Suppose $W\sim\operatorname{Poisson}(\lambda).$

Suppose $0<\lambda_1 <\lambda,$ and let $\lambda_2 = \lambda - \lambda_1.$

Let $p = \dfrac{\lambda_1}\lambda = \dfrac{\lambda_1}{\lambda_1+\lambda_2}.$

Let $X\mid W \sim\operatorname{Binomial}(W,p),$ i.e. this is the number of successes in $W$ independent trials with probability $p$ of success on each trial. Let $Y= W-X.$ Then $Y\mid W \sim\operatorname{Binomial}(W,1-p).$

Given all of this, one can conclude that

  • $W=X+Y.$
  • $X\sim\operatorname{Poisson}(\lambda_1).$
  • $Y \sim\operatorname{Poisson}(\lambda_2).$
  • $X,Y$ are independent.

Proving this is a standard exercise. How to do it is a question that has been posted here a number of times.

→ **Prompt A**
Answer these questions about the excerpt on Poisson splitting, one line each:
(i) How is p defined?
(ii) How is Y defined in terms of W and X?
(iii) What distribution does the excerpt conclude that X follows?
→ **Prompt B**
Can you write out the excerpt on Poisson splitting, starting at the words that contain "Let $X\mid W" and stopping after "number of times."?
The records that follow have no connection to the excerpt on Poisson splitting.

→ **Entries shown**
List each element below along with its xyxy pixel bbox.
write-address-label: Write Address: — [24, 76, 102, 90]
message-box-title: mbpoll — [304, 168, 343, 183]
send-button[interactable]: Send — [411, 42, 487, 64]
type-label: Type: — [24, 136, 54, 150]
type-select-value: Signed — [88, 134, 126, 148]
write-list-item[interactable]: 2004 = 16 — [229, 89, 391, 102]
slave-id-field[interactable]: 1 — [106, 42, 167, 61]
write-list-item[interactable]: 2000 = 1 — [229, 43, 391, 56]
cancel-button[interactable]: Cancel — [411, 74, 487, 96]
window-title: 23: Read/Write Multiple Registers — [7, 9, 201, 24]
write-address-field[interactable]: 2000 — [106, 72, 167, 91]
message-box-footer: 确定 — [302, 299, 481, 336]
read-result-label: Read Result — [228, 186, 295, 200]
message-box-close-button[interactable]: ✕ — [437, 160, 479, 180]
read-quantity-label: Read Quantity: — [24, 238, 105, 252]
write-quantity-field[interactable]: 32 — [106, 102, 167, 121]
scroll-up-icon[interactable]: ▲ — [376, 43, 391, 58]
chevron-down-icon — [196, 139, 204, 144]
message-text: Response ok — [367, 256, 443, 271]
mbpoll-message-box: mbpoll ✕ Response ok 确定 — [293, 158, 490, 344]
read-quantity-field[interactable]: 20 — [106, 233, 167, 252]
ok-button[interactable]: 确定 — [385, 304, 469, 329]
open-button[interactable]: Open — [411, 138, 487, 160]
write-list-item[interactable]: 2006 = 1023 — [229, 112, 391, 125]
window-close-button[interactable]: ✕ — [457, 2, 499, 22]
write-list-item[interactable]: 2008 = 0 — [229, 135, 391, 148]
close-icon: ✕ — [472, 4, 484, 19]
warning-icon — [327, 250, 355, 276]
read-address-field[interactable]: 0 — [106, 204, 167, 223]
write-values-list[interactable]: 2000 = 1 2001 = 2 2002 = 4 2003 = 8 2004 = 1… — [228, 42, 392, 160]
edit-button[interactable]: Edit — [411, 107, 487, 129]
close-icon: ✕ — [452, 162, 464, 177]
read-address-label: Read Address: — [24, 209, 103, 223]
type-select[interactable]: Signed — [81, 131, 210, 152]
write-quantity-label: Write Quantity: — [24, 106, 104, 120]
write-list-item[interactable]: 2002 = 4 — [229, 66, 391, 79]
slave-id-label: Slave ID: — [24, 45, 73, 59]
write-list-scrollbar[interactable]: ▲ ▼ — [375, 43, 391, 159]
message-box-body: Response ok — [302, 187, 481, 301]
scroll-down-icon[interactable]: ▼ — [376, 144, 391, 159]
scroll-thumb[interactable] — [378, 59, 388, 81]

→ **Full solution A**
(i) p = λ₁/λ, which equals λ₁/(λ₁ + λ₂).
(ii) Y = W − X.
(iii) X ~ Poisson(λ₁).

→ **Full solution B**
Let $X\mid W \sim\operatorname{Binomial}(W,p),$ i.e. this is the number of successes in $W$ independent trials with probability $p$ of success on each trial. Let $Y= W-X.$ Then $Y\mid W \sim\operatorname{Binomial}(W,1-p).$

Given all of this, one can conclude that

  • $W=X+Y.$
  • $X\sim\operatorname{Poisson}(\lambda_1).$
  • $Y \sim\operatorname{Poisson}(\lambda_2).$
  • $X,Y$ are independent.

Proving this is a standard exercise. How to do it is a question that has been posted here a number of times.